Omit all images, then return the remaining material exactly as it stands.
+++
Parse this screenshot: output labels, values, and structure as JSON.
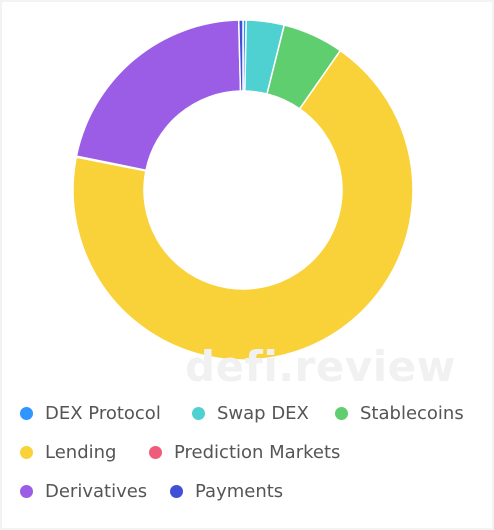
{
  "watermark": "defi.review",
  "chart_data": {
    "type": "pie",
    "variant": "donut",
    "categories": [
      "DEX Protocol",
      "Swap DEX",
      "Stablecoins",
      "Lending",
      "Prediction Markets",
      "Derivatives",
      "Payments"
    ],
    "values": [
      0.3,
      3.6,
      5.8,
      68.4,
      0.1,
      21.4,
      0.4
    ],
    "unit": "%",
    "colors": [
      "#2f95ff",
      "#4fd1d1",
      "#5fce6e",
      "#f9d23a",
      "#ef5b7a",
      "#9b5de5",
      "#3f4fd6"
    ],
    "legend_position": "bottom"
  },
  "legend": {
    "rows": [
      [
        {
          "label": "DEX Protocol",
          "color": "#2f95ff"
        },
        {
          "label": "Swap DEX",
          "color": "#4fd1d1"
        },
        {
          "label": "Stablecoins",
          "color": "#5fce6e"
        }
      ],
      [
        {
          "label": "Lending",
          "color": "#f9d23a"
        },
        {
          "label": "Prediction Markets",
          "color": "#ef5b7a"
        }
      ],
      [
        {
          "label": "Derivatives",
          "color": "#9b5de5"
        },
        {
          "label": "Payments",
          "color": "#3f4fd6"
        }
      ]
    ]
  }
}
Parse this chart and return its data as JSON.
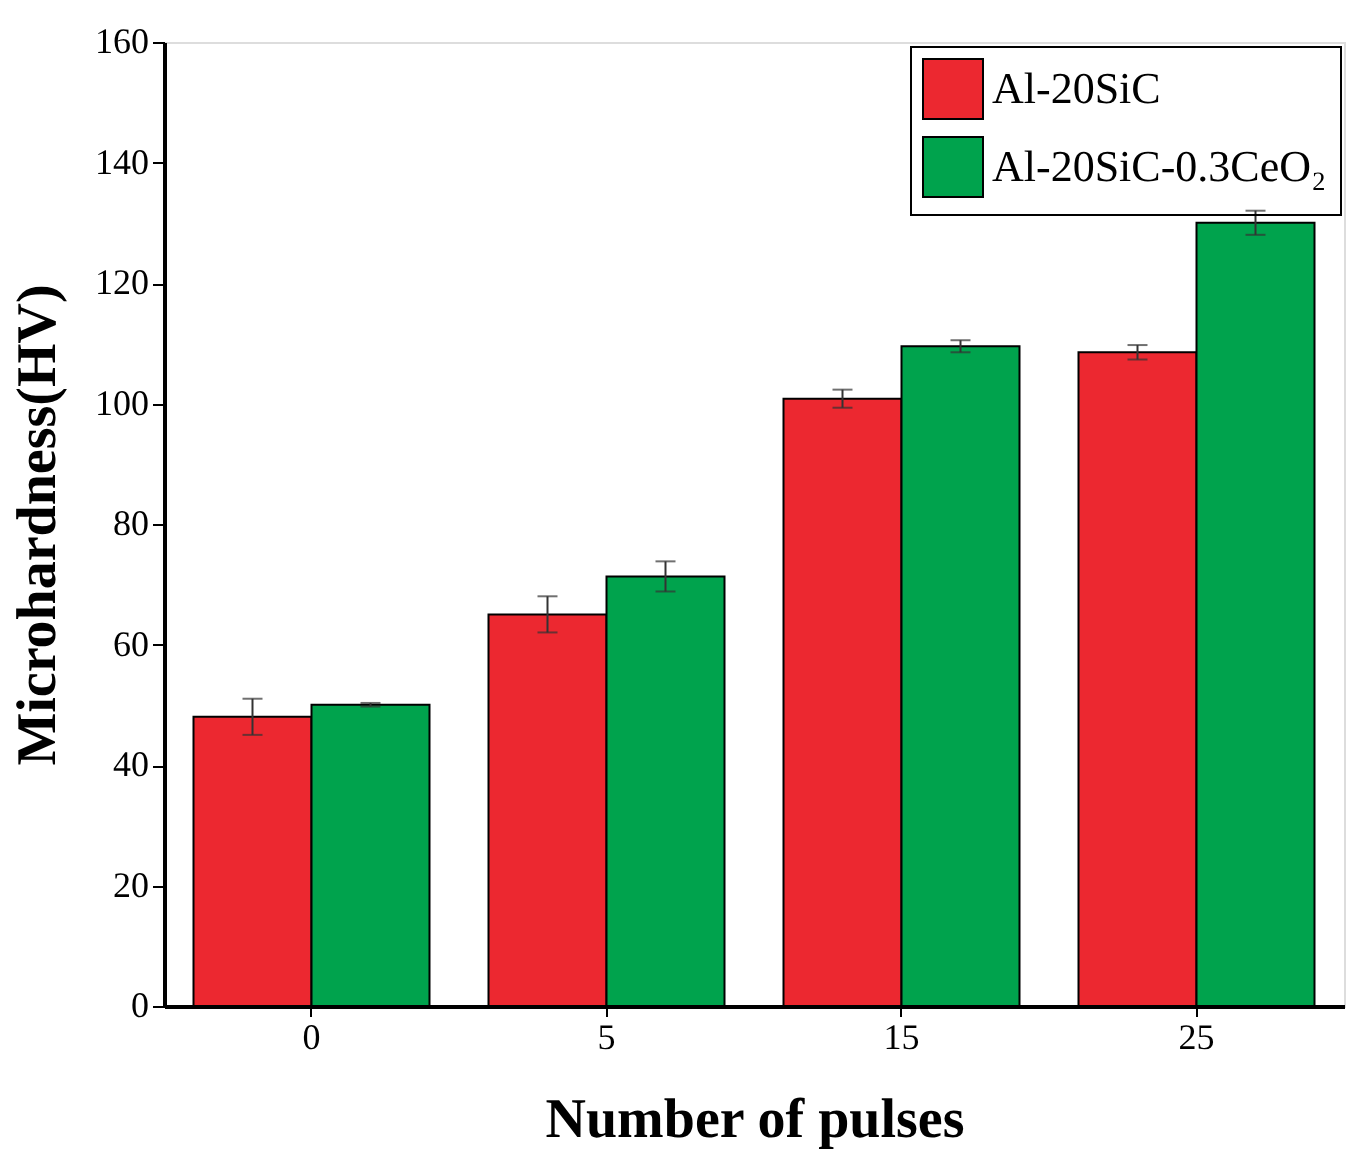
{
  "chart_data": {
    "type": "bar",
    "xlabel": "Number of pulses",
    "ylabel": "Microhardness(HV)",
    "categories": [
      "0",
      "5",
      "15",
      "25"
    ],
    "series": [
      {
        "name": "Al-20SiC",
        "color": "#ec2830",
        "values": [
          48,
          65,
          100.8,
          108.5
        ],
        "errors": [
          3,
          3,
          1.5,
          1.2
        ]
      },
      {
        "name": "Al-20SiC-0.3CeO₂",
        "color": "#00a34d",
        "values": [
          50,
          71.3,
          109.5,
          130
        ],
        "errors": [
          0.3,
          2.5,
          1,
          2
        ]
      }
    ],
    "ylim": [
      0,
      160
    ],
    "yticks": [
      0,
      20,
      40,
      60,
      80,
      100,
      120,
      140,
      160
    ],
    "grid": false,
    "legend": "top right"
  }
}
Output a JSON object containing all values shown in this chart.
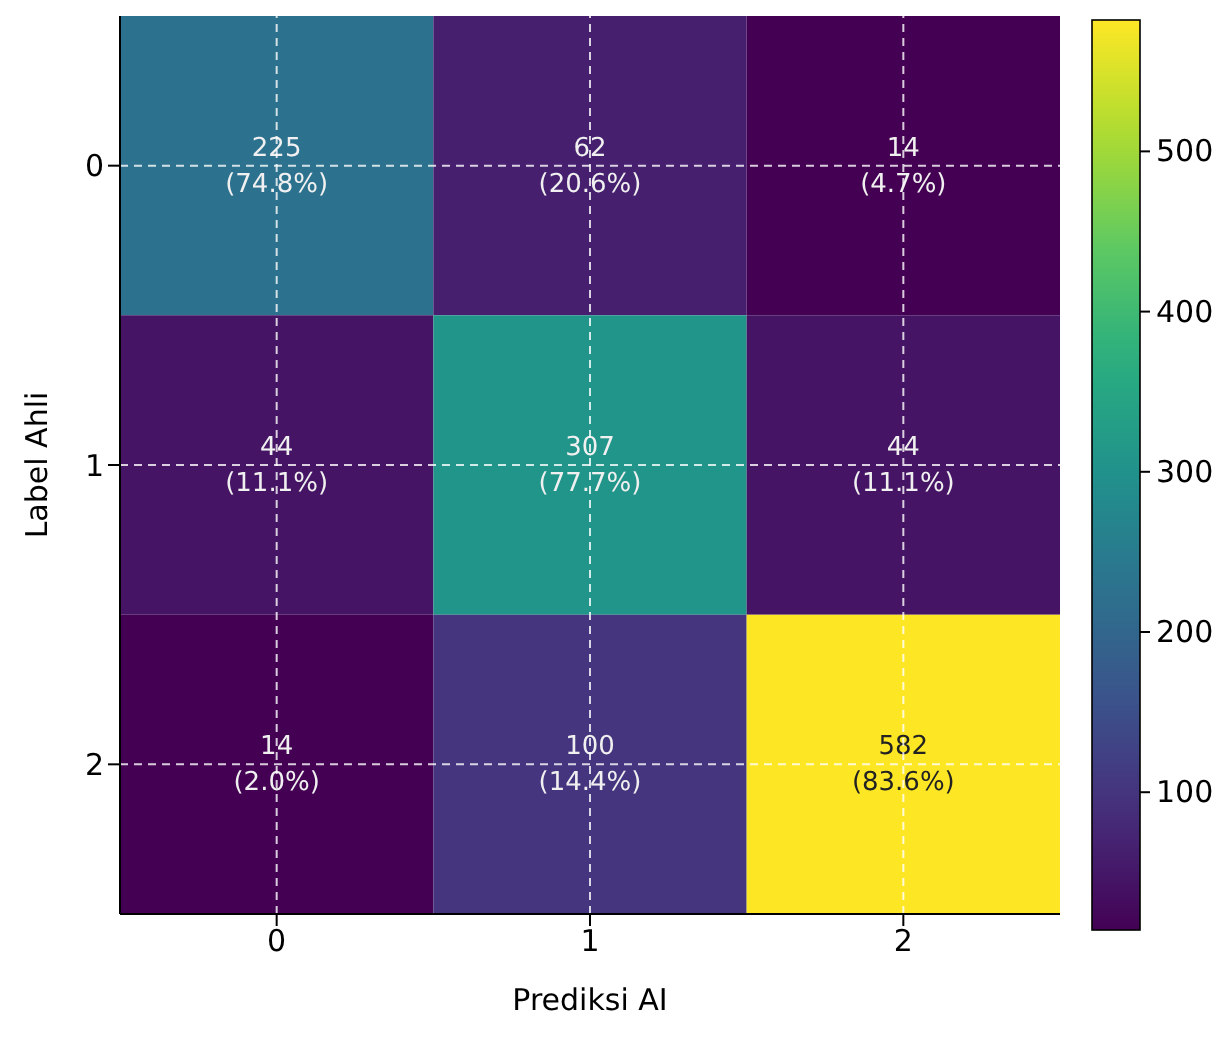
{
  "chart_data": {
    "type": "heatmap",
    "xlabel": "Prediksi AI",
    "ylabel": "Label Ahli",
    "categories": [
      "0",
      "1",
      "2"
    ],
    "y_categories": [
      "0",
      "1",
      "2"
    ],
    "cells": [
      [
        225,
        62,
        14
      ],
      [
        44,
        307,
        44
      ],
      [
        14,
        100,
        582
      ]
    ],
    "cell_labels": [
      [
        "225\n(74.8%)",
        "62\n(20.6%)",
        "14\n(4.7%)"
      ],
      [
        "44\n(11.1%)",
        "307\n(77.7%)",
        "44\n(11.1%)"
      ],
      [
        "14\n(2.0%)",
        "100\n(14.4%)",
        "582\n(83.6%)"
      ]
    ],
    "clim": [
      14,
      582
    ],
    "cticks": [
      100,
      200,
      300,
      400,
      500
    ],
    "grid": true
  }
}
+++
WRITTEN ANSWER →
Parse this screenshot: output labels, values, and structure as JSON.
{
  "watermark": "defi.review",
  "chart_data": {
    "type": "pie",
    "variant": "donut",
    "categories": [
      "DEX Protocol",
      "Swap DEX",
      "Stablecoins",
      "Lending",
      "Prediction Markets",
      "Derivatives",
      "Payments"
    ],
    "values": [
      0.3,
      3.6,
      5.8,
      68.4,
      0.1,
      21.4,
      0.4
    ],
    "unit": "%",
    "colors": [
      "#2f95ff",
      "#4fd1d1",
      "#5fce6e",
      "#f9d23a",
      "#ef5b7a",
      "#9b5de5",
      "#3f4fd6"
    ],
    "legend_position": "bottom"
  },
  "legend": {
    "rows": [
      [
        {
          "label": "DEX Protocol",
          "color": "#2f95ff"
        },
        {
          "label": "Swap DEX",
          "color": "#4fd1d1"
        },
        {
          "label": "Stablecoins",
          "color": "#5fce6e"
        }
      ],
      [
        {
          "label": "Lending",
          "color": "#f9d23a"
        },
        {
          "label": "Prediction Markets",
          "color": "#ef5b7a"
        }
      ],
      [
        {
          "label": "Derivatives",
          "color": "#9b5de5"
        },
        {
          "label": "Payments",
          "color": "#3f4fd6"
        }
      ]
    ]
  }
}
Parse this chart and return its data as JSON.
{
  "chart_data": {
    "type": "bar",
    "xlabel": "Number of pulses",
    "ylabel": "Microhardness(HV)",
    "categories": [
      "0",
      "5",
      "15",
      "25"
    ],
    "series": [
      {
        "name": "Al-20SiC",
        "color": "#ec2830",
        "values": [
          48,
          65,
          100.8,
          108.5
        ],
        "errors": [
          3,
          3,
          1.5,
          1.2
        ]
      },
      {
        "name": "Al-20SiC-0.3CeO₂",
        "color": "#00a34d",
        "values": [
          50,
          71.3,
          109.5,
          130
        ],
        "errors": [
          0.3,
          2.5,
          1,
          2
        ]
      }
    ],
    "ylim": [
      0,
      160
    ],
    "yticks": [
      0,
      20,
      40,
      60,
      80,
      100,
      120,
      140,
      160
    ],
    "grid": false,
    "legend": "top right"
  }
}
Output a JSON object containing all values shown in this chart.
{
  "chart_data": {
    "type": "heatmap",
    "xlabel": "Prediksi AI",
    "ylabel": "Label Ahli",
    "categories": [
      "0",
      "1",
      "2"
    ],
    "y_categories": [
      "0",
      "1",
      "2"
    ],
    "cells": [
      [
        225,
        62,
        14
      ],
      [
        44,
        307,
        44
      ],
      [
        14,
        100,
        582
      ]
    ],
    "cell_labels": [
      [
        "225\n(74.8%)",
        "62\n(20.6%)",
        "14\n(4.7%)"
      ],
      [
        "44\n(11.1%)",
        "307\n(77.7%)",
        "44\n(11.1%)"
      ],
      [
        "14\n(2.0%)",
        "100\n(14.4%)",
        "582\n(83.6%)"
      ]
    ],
    "clim": [
      14,
      582
    ],
    "cticks": [
      100,
      200,
      300,
      400,
      500
    ],
    "grid": true
  }
}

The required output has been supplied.